> **Written request**: Wherever a line below holds the word "Exhaust", copy that line.

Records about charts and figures
········
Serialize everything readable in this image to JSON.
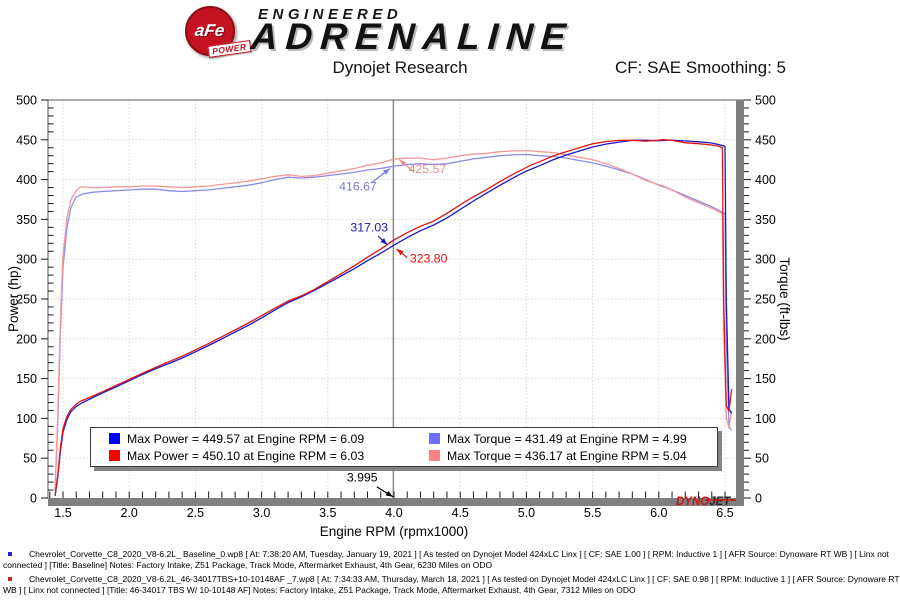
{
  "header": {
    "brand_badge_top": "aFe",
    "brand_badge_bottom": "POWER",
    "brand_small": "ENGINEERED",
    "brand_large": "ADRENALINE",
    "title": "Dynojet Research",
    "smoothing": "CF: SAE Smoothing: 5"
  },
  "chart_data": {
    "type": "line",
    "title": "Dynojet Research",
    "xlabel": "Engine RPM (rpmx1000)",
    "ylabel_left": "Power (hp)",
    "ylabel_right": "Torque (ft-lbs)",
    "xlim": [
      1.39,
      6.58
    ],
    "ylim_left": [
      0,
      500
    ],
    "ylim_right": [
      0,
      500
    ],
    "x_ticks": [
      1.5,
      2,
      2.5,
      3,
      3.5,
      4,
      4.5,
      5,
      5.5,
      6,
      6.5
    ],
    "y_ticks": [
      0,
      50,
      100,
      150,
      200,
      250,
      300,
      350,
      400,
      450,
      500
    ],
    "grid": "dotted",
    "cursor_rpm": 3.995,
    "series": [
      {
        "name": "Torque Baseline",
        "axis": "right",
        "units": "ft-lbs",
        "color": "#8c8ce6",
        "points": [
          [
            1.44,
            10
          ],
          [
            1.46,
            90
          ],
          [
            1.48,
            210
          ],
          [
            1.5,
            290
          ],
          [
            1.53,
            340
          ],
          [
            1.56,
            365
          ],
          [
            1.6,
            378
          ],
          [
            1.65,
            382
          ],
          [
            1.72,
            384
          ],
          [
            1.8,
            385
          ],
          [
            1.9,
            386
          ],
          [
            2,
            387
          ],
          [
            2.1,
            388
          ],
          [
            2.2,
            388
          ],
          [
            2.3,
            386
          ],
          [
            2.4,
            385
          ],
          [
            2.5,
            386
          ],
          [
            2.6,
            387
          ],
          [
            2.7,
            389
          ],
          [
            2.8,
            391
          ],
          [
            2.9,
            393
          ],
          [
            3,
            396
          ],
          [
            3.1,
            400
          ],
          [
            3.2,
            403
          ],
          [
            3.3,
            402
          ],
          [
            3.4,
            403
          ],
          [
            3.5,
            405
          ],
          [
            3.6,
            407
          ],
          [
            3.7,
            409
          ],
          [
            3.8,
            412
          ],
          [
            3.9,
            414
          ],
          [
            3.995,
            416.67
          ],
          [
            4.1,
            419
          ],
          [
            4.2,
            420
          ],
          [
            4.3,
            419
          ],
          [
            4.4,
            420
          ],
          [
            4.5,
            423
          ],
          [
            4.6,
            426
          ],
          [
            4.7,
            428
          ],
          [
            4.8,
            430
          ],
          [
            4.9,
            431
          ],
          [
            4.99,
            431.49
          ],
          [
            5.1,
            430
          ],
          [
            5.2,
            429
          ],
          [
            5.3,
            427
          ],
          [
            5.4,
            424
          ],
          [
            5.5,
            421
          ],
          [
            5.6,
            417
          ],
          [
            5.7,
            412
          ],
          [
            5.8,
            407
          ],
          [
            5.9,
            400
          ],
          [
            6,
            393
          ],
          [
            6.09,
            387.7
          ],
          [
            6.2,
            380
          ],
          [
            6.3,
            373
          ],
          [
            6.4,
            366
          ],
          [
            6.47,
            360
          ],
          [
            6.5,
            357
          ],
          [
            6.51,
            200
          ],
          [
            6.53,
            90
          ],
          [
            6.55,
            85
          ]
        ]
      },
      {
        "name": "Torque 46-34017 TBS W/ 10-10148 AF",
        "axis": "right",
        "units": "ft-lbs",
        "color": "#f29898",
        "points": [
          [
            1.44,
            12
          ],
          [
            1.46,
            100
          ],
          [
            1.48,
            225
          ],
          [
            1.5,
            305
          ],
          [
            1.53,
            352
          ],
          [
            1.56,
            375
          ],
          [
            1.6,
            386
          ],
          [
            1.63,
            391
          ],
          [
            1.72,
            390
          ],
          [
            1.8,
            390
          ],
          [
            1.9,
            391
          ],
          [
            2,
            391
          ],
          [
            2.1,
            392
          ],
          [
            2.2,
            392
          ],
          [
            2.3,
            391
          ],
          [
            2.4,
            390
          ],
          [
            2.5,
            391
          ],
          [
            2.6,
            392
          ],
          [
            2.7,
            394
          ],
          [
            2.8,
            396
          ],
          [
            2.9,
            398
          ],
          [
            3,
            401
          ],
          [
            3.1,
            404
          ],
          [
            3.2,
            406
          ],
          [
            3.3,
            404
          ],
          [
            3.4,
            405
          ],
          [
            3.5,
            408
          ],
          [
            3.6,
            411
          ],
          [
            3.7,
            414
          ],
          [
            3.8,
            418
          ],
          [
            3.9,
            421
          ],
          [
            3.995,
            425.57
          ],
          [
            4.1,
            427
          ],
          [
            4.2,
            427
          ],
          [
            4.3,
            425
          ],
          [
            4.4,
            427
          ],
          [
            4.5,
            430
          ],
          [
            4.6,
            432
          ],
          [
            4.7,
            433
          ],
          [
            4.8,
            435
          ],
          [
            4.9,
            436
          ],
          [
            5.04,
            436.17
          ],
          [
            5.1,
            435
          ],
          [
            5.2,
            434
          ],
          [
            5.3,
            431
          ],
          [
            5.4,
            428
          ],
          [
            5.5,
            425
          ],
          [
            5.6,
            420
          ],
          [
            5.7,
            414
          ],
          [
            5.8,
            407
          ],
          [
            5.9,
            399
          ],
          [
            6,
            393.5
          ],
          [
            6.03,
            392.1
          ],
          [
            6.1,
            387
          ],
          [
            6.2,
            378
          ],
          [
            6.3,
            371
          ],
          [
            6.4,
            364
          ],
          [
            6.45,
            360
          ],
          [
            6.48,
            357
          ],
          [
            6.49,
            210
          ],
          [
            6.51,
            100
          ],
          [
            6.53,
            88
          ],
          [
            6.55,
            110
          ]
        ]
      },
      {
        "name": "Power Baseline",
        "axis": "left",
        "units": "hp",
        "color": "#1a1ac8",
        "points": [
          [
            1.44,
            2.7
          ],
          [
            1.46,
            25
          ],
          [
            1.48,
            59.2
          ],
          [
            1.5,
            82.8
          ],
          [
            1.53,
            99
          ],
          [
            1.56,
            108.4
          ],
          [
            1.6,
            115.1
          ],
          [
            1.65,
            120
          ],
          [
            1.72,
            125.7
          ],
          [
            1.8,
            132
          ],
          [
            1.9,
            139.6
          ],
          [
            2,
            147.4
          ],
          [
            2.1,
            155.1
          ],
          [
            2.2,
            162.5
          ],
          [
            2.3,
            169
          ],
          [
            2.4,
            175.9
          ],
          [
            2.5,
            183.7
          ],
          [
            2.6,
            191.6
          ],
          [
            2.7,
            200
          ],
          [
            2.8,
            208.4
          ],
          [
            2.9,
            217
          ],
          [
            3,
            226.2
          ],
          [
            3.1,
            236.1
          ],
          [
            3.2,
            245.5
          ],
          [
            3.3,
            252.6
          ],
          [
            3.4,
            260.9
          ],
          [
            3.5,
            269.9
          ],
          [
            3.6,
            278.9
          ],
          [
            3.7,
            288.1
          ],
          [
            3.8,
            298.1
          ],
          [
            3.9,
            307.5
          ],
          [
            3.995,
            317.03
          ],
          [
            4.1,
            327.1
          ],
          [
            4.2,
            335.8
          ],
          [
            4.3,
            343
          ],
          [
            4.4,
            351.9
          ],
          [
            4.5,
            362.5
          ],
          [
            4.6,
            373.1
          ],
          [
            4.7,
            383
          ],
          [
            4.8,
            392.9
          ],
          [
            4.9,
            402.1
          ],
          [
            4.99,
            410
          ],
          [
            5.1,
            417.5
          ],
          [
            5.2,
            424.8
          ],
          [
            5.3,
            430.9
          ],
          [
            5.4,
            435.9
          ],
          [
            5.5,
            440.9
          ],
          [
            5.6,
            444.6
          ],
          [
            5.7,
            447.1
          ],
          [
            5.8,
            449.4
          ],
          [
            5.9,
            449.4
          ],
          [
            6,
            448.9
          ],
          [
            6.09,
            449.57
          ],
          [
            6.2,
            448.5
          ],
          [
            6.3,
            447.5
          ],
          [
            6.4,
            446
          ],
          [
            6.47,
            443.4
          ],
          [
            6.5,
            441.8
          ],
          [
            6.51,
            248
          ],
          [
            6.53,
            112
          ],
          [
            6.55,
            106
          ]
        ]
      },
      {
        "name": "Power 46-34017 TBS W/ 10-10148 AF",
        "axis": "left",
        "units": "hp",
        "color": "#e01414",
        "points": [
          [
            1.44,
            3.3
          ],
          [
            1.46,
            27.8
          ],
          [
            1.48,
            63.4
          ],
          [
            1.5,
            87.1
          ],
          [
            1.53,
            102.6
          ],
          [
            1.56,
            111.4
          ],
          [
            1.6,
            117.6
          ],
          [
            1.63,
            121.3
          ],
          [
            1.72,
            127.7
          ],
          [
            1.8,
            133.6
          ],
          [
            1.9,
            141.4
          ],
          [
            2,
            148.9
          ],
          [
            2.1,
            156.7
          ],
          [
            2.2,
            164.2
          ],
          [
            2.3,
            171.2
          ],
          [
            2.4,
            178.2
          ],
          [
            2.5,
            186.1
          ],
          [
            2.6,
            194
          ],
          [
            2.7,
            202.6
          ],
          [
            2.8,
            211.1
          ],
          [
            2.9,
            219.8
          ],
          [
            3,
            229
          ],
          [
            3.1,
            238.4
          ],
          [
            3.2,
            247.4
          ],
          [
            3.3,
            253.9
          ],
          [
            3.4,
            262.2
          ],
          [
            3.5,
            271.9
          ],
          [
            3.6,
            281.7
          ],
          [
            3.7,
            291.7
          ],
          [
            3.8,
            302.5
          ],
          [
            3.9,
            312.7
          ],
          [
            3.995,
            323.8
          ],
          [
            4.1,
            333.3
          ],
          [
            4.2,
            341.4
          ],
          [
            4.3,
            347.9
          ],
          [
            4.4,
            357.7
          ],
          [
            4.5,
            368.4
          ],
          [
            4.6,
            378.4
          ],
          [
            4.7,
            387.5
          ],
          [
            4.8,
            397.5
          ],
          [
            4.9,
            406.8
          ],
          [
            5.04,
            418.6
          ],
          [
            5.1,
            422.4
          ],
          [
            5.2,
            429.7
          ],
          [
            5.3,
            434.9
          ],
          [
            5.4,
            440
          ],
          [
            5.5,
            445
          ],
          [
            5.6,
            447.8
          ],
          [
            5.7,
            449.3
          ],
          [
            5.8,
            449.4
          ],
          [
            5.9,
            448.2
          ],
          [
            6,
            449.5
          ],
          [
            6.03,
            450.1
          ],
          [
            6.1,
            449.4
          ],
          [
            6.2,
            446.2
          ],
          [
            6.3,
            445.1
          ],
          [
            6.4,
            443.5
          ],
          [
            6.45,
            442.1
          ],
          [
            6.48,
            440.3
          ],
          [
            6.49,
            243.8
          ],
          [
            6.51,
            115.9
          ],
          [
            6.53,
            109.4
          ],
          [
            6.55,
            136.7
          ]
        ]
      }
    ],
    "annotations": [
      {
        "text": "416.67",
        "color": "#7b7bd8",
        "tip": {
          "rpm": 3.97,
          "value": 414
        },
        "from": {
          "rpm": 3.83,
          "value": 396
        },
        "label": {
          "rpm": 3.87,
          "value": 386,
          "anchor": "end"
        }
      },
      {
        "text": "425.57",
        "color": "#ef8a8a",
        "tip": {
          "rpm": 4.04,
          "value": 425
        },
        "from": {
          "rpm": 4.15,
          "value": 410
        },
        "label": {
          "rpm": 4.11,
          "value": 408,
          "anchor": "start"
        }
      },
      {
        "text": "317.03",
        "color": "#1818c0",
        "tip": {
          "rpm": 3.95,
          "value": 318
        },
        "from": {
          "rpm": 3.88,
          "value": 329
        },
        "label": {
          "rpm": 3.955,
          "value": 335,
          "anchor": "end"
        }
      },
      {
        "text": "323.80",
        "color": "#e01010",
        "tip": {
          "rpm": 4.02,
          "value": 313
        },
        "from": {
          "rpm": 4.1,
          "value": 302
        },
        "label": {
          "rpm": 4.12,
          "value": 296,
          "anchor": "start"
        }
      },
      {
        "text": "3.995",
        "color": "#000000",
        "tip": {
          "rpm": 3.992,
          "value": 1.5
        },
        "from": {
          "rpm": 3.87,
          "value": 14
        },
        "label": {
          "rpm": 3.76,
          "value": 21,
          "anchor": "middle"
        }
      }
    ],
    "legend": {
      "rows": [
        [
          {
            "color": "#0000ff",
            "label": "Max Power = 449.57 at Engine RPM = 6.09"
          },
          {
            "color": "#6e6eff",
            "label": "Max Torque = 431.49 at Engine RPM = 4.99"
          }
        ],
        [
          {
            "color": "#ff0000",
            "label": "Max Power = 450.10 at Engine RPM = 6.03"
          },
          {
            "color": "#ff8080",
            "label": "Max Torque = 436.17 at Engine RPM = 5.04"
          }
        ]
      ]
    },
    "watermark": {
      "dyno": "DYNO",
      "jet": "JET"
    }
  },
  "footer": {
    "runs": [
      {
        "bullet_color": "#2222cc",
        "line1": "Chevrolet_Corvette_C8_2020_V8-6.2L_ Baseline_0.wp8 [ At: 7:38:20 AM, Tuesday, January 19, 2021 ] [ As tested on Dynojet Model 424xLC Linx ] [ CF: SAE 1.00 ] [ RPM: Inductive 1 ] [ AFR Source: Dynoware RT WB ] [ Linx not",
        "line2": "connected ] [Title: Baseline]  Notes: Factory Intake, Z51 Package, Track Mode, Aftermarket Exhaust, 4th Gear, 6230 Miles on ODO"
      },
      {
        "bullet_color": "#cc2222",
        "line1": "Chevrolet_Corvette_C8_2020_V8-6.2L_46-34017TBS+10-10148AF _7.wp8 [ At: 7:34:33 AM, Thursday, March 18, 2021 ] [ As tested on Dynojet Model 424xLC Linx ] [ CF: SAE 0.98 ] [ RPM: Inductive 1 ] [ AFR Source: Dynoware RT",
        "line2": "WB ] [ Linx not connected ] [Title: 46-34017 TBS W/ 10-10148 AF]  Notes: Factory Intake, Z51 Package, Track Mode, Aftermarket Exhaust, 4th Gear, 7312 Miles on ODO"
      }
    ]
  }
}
········
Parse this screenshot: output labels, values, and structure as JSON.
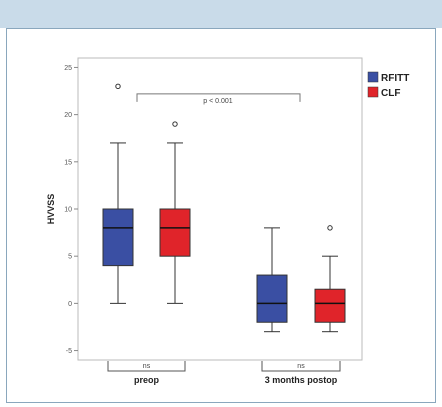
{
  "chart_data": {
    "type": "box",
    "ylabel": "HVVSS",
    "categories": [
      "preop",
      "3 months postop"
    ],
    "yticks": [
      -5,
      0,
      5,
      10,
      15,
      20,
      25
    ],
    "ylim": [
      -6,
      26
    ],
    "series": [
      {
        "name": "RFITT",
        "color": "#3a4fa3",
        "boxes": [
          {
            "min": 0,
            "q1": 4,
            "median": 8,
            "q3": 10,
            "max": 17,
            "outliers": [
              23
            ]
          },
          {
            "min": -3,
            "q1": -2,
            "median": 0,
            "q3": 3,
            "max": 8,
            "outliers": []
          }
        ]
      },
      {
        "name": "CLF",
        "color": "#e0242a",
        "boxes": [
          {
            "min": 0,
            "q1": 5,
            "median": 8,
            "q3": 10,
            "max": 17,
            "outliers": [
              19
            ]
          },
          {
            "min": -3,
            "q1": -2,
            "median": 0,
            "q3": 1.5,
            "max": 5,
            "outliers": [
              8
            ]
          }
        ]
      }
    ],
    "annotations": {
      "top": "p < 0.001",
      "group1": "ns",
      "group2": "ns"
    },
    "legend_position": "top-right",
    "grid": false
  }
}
········
> **Exercise output**:
        "line2": "connected ] [Title: Baseline]  Notes: Factory Intake, Z51 Package, Track Mode, Aftermarket Exhaust, 4th Gear, 6230 Miles on ODO"
        "line2": "WB ] [ Linx not connected ] [Title: 46-34017 TBS W/ 10-10148 AF]  Notes: Factory Intake, Z51 Package, Track Mode, Aftermarket Exhaust, 4th Gear, 7312 Miles on ODO"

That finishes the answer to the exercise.